* _Stated problem_:
Your task is to repeat the listing exactly.

※ ※ ※

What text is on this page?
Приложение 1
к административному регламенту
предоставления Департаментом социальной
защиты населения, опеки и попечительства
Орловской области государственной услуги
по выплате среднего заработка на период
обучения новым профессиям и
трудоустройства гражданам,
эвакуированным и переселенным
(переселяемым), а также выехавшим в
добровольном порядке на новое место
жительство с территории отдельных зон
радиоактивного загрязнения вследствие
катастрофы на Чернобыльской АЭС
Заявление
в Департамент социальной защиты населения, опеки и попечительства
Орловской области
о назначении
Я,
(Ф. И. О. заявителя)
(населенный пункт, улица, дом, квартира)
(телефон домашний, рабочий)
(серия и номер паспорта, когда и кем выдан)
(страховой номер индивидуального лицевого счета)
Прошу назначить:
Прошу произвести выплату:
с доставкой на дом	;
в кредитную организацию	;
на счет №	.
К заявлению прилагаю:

※ ※ ※

* _Answer in full_:
What text is on this page?
Приложение 1
к административному регламенту
предоставления Департаментом социальной
защиты населения, опеки и попечительства
Орловской области государственной услуги
по выплате среднего заработка на период
обучения новым профессиям и
трудоустройства гражданам,
эвакуированным и переселенным
(переселяемым), а также выехавшим в
добровольном порядке на новое место
жительство с территории отдельных зон
радиоактивного загрязнения вследствие
катастрофы на Чернобыльской АЭС
Заявление
в Департамент социальной защиты населения, опеки и попечительства
Орловской области
о назначении
Я,
(Ф. И. О. заявителя)
(населенный пункт, улица, дом, квартира)
(телефон домашний, рабочий)
(серия и номер паспорта, когда и кем выдан)
(страховой номер индивидуального лицевого счета)
Прошу назначить:
Прошу произвести выплату:
с доставкой на дом	;
в кредитную организацию	;
на счет №	.
К заявлению прилагаю:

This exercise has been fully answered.